Problems and tasks:
A. Answer these questions from the essay on materialism and the limits of science, one line each:
(i) Whose argument about the mind and the known laws of physics does Barr consider?
(ii) How much information does the essay say a single cell of the human body contains?
(iii) Which dream of the alchemists does the essay say we will never fulfill?
B. Carry the essay on materialism and the limits of science forward from its last sentence.

Passage to read:

++++++++

First Things 64 (June/July 1996): 13-14
By Nancy R. Pearcey
But in a deft turning of the tables, Stephen M. Barr conjured up a counter-spook in "The Atheism of the Gaps" (First Things, November 1995). We are so conditioned to expect scientific breakthroughs that exceed our expectations, Barr observed, that we reflexively reject any idea that science has limits. Yet science reveals not only the rich possibilities of nature but also its limitations. To give obvious examples, we know that we will never fulfill the alchemists' dream of chemically transmuting lead into gold. We know that a parent of one species will never give birth to offspring of another species. Science reveals consistent patterns that allow us to make negative statements about what natural forces cannot do. To persist in seeking natural laws in such cases, Barr suggested, is as irrational as any primitive myth of the thunder gods.
The example Barr considered was human consciousness, focusing on Roger Penrose's argument that the mind cannot be explained by currently known laws of physics. As a convinced materialist, Penrose holds out the hope that new and unimaginable physical laws are nonetheless out there, just waiting to be discovered. As Barr comments, materialism clearly functions for Penrose as a faith of the gaps: When science reveals phenomena that surpass the explanatory power of known natural laws, materialism takes refuge in the hope of turning up "undiscovered and unprecedented" laws, different in kind from any currently known.
Another field that often elicits the materialist's faith of the gaps is origin-of-life research. The discovery of DNA revealed that at the core of life is a molecular message that contains a staggering quantity of information. A single cell of the human body contains as much information as the Encyclopedia Britannica-all thirty volumes of it-three or four times over. As a result, the question of the origin of life must now be recast as the origin of biological information. The materialist is committed to constructing an explanation that appeals solely to physical-chemical laws. And it is true that the bases, sugars, and phosphates comprising the nucleotides in DNA are ordinary chemicals that react according to ordinary laws. Yet those same laws do not explain how the chemicals came to function as a cellular language.

++++++++

Data provided:
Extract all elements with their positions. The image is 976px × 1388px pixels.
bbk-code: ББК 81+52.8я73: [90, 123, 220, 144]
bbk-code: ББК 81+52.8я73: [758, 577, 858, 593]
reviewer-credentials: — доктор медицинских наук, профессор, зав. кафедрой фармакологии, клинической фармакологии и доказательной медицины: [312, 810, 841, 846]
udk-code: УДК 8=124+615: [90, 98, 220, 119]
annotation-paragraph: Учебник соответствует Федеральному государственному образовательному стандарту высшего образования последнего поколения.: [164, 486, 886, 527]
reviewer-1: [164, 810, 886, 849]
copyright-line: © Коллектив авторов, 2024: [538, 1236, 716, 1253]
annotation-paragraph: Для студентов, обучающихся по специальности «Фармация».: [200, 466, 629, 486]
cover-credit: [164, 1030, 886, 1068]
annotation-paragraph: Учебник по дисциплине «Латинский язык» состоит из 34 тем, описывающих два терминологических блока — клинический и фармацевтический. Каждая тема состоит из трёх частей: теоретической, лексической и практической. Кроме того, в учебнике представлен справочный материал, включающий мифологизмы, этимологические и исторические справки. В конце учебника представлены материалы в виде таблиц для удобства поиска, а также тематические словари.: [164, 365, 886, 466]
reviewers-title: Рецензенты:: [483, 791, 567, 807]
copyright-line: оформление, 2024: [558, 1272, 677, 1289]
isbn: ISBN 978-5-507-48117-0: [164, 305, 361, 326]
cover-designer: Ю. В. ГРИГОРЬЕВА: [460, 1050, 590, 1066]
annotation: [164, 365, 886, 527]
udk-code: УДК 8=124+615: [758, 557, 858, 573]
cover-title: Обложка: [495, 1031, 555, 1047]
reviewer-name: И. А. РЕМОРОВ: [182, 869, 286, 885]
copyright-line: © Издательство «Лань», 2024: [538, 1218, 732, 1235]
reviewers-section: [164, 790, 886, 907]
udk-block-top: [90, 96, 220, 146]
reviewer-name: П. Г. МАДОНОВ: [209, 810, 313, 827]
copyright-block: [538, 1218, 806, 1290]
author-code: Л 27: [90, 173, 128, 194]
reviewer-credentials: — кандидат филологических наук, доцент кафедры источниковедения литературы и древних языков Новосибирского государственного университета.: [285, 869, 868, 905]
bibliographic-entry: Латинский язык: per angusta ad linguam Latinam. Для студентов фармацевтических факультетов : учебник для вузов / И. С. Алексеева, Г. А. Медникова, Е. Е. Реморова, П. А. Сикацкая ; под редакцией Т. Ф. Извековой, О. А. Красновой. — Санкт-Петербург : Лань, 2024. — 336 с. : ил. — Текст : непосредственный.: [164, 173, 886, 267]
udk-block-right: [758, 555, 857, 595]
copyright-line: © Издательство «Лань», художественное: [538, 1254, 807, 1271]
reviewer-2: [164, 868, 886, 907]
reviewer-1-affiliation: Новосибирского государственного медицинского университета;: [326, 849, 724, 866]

++++++++

Answers by task:
A.
(i) Roger Penrose's
(ii) As much as the Encyclopedia Britannica (all thirty volumes) three or four times over
(iii) Chemically transmuting lead into gold

B.
We know, after all, the characteristic effects of physical forces: They create either random patterns, like the pile of leaves against my back fence, or else ordered, repetitive structures, like ripples on a beach or the molecular structure of crystals. But information theory teaches us that neither random nor repetitive structures carry high levels of information.
The information content of any structure is defined as the minimum number of instructions needed to specify it. For example, a random pattern of letters has a low information content because it requires very few instructions: 1) Select a letter of the English alphabet and write it down, and 2) Do it again. A highly ordered but repetitive pattern likewise has low information content. Wrapping paper with "Merry Christmas" printed all over in ornate gold letters is highly ordered, but it can be specified with very few instructions: 1) Write "M-e-r-r-y C-h-r-i-s-t-m-a-s," and 2) Do it again.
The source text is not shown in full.